#### Written request
Return every line of the material exactly.

#### Dataset excerpts
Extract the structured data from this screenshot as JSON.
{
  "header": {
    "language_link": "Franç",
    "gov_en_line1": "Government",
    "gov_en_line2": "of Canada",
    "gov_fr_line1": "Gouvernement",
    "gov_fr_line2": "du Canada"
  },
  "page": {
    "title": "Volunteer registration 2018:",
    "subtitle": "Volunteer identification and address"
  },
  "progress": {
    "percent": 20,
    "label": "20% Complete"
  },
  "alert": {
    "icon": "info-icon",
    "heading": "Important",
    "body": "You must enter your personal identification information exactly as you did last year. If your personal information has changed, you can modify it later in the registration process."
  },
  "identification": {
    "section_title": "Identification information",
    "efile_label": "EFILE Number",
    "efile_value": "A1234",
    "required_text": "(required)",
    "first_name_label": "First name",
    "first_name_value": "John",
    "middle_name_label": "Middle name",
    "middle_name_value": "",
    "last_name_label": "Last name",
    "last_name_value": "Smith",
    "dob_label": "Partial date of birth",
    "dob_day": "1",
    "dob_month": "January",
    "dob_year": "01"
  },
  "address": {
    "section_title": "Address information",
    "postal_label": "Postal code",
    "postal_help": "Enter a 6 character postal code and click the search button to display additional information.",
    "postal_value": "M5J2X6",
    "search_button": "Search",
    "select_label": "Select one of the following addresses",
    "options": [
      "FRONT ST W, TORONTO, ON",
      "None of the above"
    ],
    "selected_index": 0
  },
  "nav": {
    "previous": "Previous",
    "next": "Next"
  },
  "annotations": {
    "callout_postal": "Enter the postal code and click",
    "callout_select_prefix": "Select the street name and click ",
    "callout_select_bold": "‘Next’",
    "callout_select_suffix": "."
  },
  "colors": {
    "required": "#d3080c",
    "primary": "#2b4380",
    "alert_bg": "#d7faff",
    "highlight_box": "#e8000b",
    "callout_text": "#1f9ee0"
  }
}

#### Complete response
Extract the structured data from this screenshot as JSON.
{
  "header": {
    "language_link": "Franç",
    "gov_en_line1": "Government",
    "gov_en_line2": "of Canada",
    "gov_fr_line1": "Gouvernement",
    "gov_fr_line2": "du Canada"
  },
  "page": {
    "title": "Volunteer registration 2018:",
    "subtitle": "Volunteer identification and address"
  },
  "progress": {
    "percent": 20,
    "label": "20% Complete"
  },
  "alert": {
    "icon": "info-icon",
    "heading": "Important",
    "body": "You must enter your personal identification information exactly as you did last year. If your personal information has changed, you can modify it later in the registration process."
  },
  "identification": {
    "section_title": "Identification information",
    "efile_label": "EFILE Number",
    "efile_value": "A1234",
    "required_text": "(required)",
    "first_name_label": "First name",
    "first_name_value": "John",
    "middle_name_label": "Middle name",
    "middle_name_value": "",
    "last_name_label": "Last name",
    "last_name_value": "Smith",
    "dob_label": "Partial date of birth",
    "dob_day": "1",
    "dob_month": "January",
    "dob_year": "01"
  },
  "address": {
    "section_title": "Address information",
    "postal_label": "Postal code",
    "postal_help": "Enter a 6 character postal code and click the search button to display additional information.",
    "postal_value": "M5J2X6",
    "search_button": "Search",
    "select_label": "Select one of the following addresses",
    "options": [
      "FRONT ST W, TORONTO, ON",
      "None of the above"
    ],
    "selected_index": 0
  },
  "nav": {
    "previous": "Previous",
    "next": "Next"
  },
  "annotations": {
    "callout_postal": "Enter the postal code and click",
    "callout_select_prefix": "Select the street name and click ",
    "callout_select_bold": "‘Next’",
    "callout_select_suffix": "."
  },
  "colors": {
    "required": "#d3080c",
    "primary": "#2b4380",
    "alert_bg": "#d7faff",
    "highlight_box": "#e8000b",
    "callout_text": "#1f9ee0"
  }
}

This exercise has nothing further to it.